# Extracted records start
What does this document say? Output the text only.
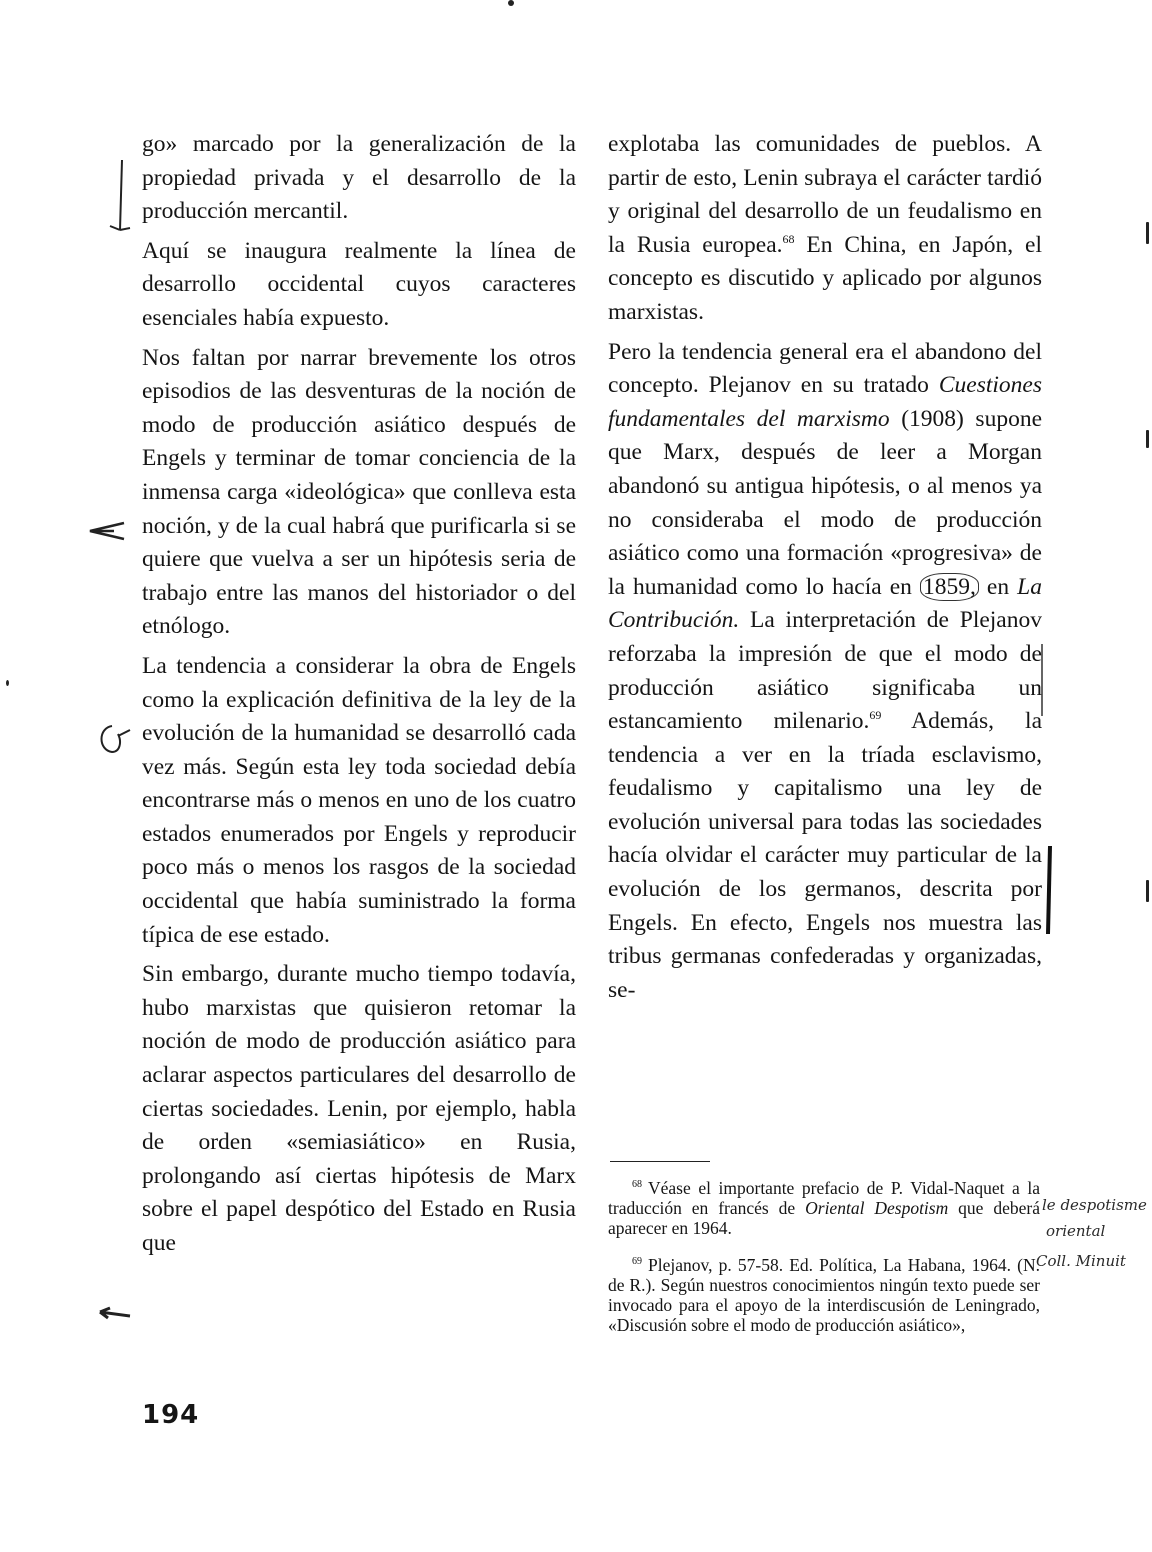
go» marcado por la generalización de la propiedad privada y el desarrollo de la producción mercantil.

Aquí se inaugura realmente la línea de desarrollo occidental cuyos caracteres esenciales había expuesto.

Nos faltan por narrar brevemente los otros episodios de las desventuras de la noción de modo de producción asiático después de Engels y terminar de tomar conciencia de la inmensa carga «ideológica» que conlleva esta noción, y de la cual habrá que purificarla si se quiere que vuelva a ser un hipótesis seria de trabajo entre las manos del historiador o del etnólogo.

La tendencia a considerar la obra de Engels como la explicación definitiva de la ley de la evolución de la humanidad se desarrolló cada vez más. Según esta ley toda sociedad debía encontrarse más o menos en uno de los cuatro estados enumerados por Engels y reproducir poco más o menos los rasgos de la sociedad occidental que había suministrado la forma típica de ese estado.

Sin embargo, durante mucho tiempo todavía, hubo marxistas que quisieron retomar la noción de modo de producción asiático para aclarar aspectos particulares del desarrollo de ciertas sociedades. Lenin, por ejemplo, habla de orden «semiasiático» en Rusia, prolongando así ciertas hipótesis de Marx sobre el papel despótico del Estado en Rusia que

explotaba las comunidades de pueblos. A partir de esto, Lenin subraya el carácter tardió y original del desarrollo de un feudalismo en la Rusia europea.$^{68}$ En China, en Japón, el concepto es discutido y aplicado por algunos marxistas.

Pero la tendencia general era el abandono del concepto. Plejanov en su tratado Cuestiones fundamentales del marxismo (1908) supone que Marx, después de leer a Morgan abandonó su antigua hipótesis, o al menos ya no consideraba el modo de producción asiático como una formación «progresiva» de la humanidad como lo hacía en 1859, en La Contribución. La interpretación de Plejanov reforzaba la impresión de que el modo de producción asiático significaba un estancamiento milenario.$^{69}$ Además, la tendencia a ver en la tríada esclavismo, feudalismo y capitalismo una ley de evolución universal para todas las sociedades hacía olvidar el carácter muy particular de la evolución de los germanos, descrita por Engels. En efecto, Engels nos muestra las tribus germanas confederadas y organizadas, se-

$^{68}$ Véase el importante prefacio de P. Vidal-Naquet a la traducción en francés de Oriental Despotism que deberá aparecer en 1964.

$^{69}$ Plejanov, p. 57-58. Ed. Política, La Habana, 1964. (N. de R.). Según nuestros conocimientos ningún texto puede ser invocado para el apoyo de la interdiscusión de Leningrado, «Discusión sobre el modo de producción asiático»,

194
le despotisme
oriental
Coll. Minuit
# Extracted records end
* [Short problem]
Every line should be retyped exactly, with the pictures omitted.

* [Exercise result]
What does this document say? Output the text only.
go» marcado por la generalización de la propiedad privada y el desarrollo de la producción mercantil.

Aquí se inaugura realmente la línea de desarrollo occidental cuyos caracteres esenciales había expuesto.

Nos faltan por narrar brevemente los otros episodios de las desventuras de la noción de modo de producción asiático después de Engels y terminar de tomar conciencia de la inmensa carga «ideológica» que conlleva esta noción, y de la cual habrá que purificarla si se quiere que vuelva a ser un hipótesis seria de trabajo entre las manos del historiador o del etnólogo.

La tendencia a considerar la obra de Engels como la explicación definitiva de la ley de la evolución de la humanidad se desarrolló cada vez más. Según esta ley toda sociedad debía encontrarse más o menos en uno de los cuatro estados enumerados por Engels y reproducir poco más o menos los rasgos de la sociedad occidental que había suministrado la forma típica de ese estado.

Sin embargo, durante mucho tiempo todavía, hubo marxistas que quisieron retomar la noción de modo de producción asiático para aclarar aspectos particulares del desarrollo de ciertas sociedades. Lenin, por ejemplo, habla de orden «semiasiático» en Rusia, prolongando así ciertas hipótesis de Marx sobre el papel despótico del Estado en Rusia que

explotaba las comunidades de pueblos. A partir de esto, Lenin subraya el carácter tardió y original del desarrollo de un feudalismo en la Rusia europea.$^{68}$ En China, en Japón, el concepto es discutido y aplicado por algunos marxistas.

Pero la tendencia general era el abandono del concepto. Plejanov en su tratado Cuestiones fundamentales del marxismo (1908) supone que Marx, después de leer a Morgan abandonó su antigua hipótesis, o al menos ya no consideraba el modo de producción asiático como una formación «progresiva» de la humanidad como lo hacía en 1859, en La Contribución. La interpretación de Plejanov reforzaba la impresión de que el modo de producción asiático significaba un estancamiento milenario.$^{69}$ Además, la tendencia a ver en la tríada esclavismo, feudalismo y capitalismo una ley de evolución universal para todas las sociedades hacía olvidar el carácter muy particular de la evolución de los germanos, descrita por Engels. En efecto, Engels nos muestra las tribus germanas confederadas y organizadas, se-

$^{68}$ Véase el importante prefacio de P. Vidal-Naquet a la traducción en francés de Oriental Despotism que deberá aparecer en 1964.

$^{69}$ Plejanov, p. 57-58. Ed. Política, La Habana, 1964. (N. de R.). Según nuestros conocimientos ningún texto puede ser invocado para el apoyo de la interdiscusión de Leningrado, «Discusión sobre el modo de producción asiático»,

194
le despotisme
oriental
Coll. Minuit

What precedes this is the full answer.